## Work instructions:
Without including any pictures, write out the listing below exactly.

## Data in this exercise:
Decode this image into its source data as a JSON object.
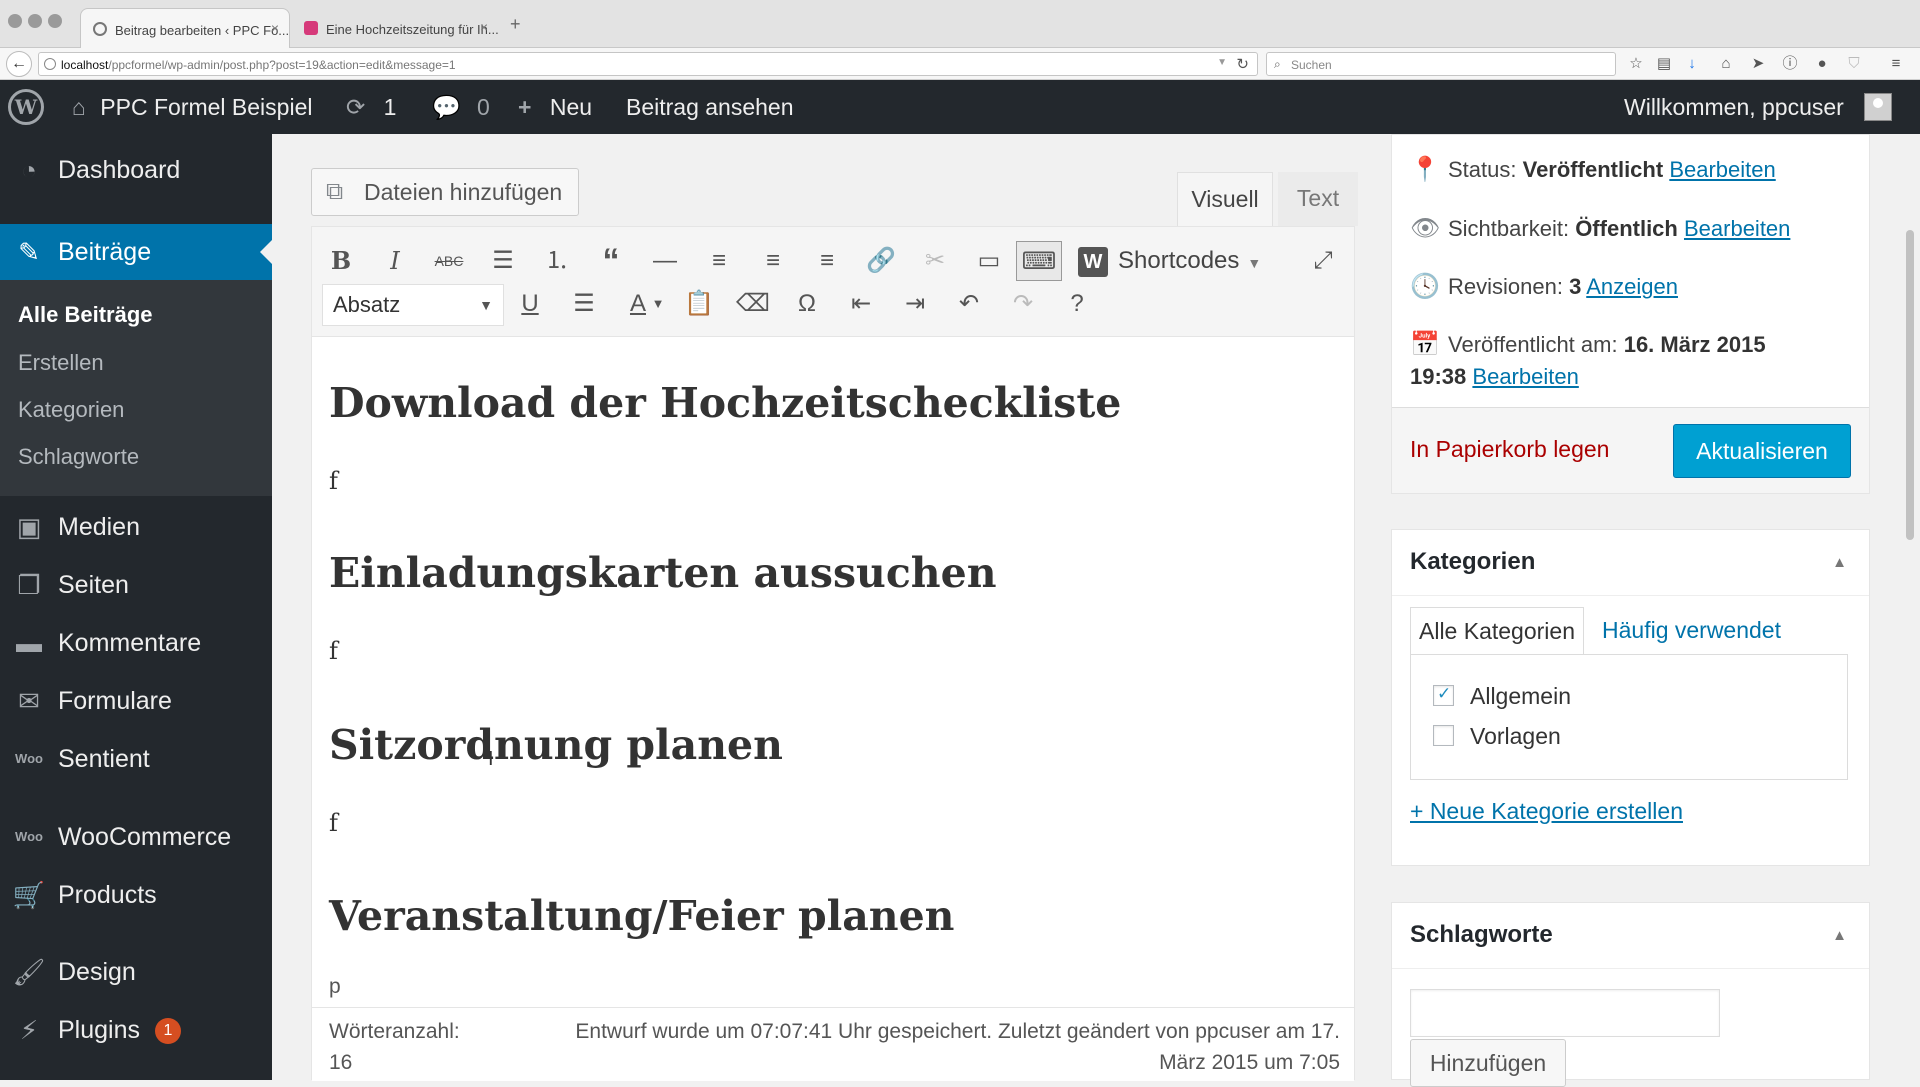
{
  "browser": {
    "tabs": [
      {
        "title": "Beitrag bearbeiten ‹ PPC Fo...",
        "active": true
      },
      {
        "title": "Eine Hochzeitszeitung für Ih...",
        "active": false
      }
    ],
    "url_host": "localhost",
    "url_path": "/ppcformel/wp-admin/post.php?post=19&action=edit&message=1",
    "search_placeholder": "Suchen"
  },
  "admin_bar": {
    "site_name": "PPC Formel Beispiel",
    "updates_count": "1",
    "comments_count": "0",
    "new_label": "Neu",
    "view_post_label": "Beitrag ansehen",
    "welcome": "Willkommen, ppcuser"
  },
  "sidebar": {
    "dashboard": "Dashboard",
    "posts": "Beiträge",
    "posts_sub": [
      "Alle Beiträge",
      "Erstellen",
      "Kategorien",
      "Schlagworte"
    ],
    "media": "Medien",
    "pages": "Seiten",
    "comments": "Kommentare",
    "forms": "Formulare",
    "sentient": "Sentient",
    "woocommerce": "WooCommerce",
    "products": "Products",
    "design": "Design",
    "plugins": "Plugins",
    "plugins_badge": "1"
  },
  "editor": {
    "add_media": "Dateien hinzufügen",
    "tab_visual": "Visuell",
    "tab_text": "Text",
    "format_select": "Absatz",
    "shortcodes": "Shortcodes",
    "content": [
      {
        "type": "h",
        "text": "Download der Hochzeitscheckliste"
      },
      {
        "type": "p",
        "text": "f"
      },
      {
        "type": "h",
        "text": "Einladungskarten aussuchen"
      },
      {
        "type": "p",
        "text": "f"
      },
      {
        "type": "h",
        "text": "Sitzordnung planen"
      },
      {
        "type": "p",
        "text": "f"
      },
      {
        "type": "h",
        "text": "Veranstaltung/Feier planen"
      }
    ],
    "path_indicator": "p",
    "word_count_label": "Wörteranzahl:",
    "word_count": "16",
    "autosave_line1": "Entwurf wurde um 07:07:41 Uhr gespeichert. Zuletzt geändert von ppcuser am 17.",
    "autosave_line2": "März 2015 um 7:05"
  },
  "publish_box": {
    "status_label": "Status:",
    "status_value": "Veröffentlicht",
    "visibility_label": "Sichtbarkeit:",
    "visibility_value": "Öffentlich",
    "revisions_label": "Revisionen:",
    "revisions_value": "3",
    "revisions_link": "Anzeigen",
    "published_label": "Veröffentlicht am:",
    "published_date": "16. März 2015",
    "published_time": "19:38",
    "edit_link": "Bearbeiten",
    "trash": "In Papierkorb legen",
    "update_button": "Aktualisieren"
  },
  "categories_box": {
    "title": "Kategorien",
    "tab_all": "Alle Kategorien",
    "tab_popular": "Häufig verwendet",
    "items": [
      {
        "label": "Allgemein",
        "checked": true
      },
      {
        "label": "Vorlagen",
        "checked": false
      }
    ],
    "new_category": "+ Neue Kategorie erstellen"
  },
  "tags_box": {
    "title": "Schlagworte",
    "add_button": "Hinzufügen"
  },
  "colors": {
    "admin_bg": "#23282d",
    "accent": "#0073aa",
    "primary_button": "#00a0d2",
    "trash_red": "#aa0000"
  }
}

## Exercise result:
Decode this image into its source data as a JSON object.
{
  "browser": {
    "tabs": [
      {
        "title": "Beitrag bearbeiten ‹ PPC Fo...",
        "active": true
      },
      {
        "title": "Eine Hochzeitszeitung für Ih...",
        "active": false
      }
    ],
    "url_host": "localhost",
    "url_path": "/ppcformel/wp-admin/post.php?post=19&action=edit&message=1",
    "search_placeholder": "Suchen"
  },
  "admin_bar": {
    "site_name": "PPC Formel Beispiel",
    "updates_count": "1",
    "comments_count": "0",
    "new_label": "Neu",
    "view_post_label": "Beitrag ansehen",
    "welcome": "Willkommen, ppcuser"
  },
  "sidebar": {
    "dashboard": "Dashboard",
    "posts": "Beiträge",
    "posts_sub": [
      "Alle Beiträge",
      "Erstellen",
      "Kategorien",
      "Schlagworte"
    ],
    "media": "Medien",
    "pages": "Seiten",
    "comments": "Kommentare",
    "forms": "Formulare",
    "sentient": "Sentient",
    "woocommerce": "WooCommerce",
    "products": "Products",
    "design": "Design",
    "plugins": "Plugins",
    "plugins_badge": "1"
  },
  "editor": {
    "add_media": "Dateien hinzufügen",
    "tab_visual": "Visuell",
    "tab_text": "Text",
    "format_select": "Absatz",
    "shortcodes": "Shortcodes",
    "content": [
      {
        "type": "h",
        "text": "Download der Hochzeitscheckliste"
      },
      {
        "type": "p",
        "text": "f"
      },
      {
        "type": "h",
        "text": "Einladungskarten aussuchen"
      },
      {
        "type": "p",
        "text": "f"
      },
      {
        "type": "h",
        "text": "Sitzordnung planen"
      },
      {
        "type": "p",
        "text": "f"
      },
      {
        "type": "h",
        "text": "Veranstaltung/Feier planen"
      }
    ],
    "path_indicator": "p",
    "word_count_label": "Wörteranzahl:",
    "word_count": "16",
    "autosave_line1": "Entwurf wurde um 07:07:41 Uhr gespeichert. Zuletzt geändert von ppcuser am 17.",
    "autosave_line2": "März 2015 um 7:05"
  },
  "publish_box": {
    "status_label": "Status:",
    "status_value": "Veröffentlicht",
    "visibility_label": "Sichtbarkeit:",
    "visibility_value": "Öffentlich",
    "revisions_label": "Revisionen:",
    "revisions_value": "3",
    "revisions_link": "Anzeigen",
    "published_label": "Veröffentlicht am:",
    "published_date": "16. März 2015",
    "published_time": "19:38",
    "edit_link": "Bearbeiten",
    "trash": "In Papierkorb legen",
    "update_button": "Aktualisieren"
  },
  "categories_box": {
    "title": "Kategorien",
    "tab_all": "Alle Kategorien",
    "tab_popular": "Häufig verwendet",
    "items": [
      {
        "label": "Allgemein",
        "checked": true
      },
      {
        "label": "Vorlagen",
        "checked": false
      }
    ],
    "new_category": "+ Neue Kategorie erstellen"
  },
  "tags_box": {
    "title": "Schlagworte",
    "add_button": "Hinzufügen"
  },
  "colors": {
    "admin_bg": "#23282d",
    "accent": "#0073aa",
    "primary_button": "#00a0d2",
    "trash_red": "#aa0000"
  }
}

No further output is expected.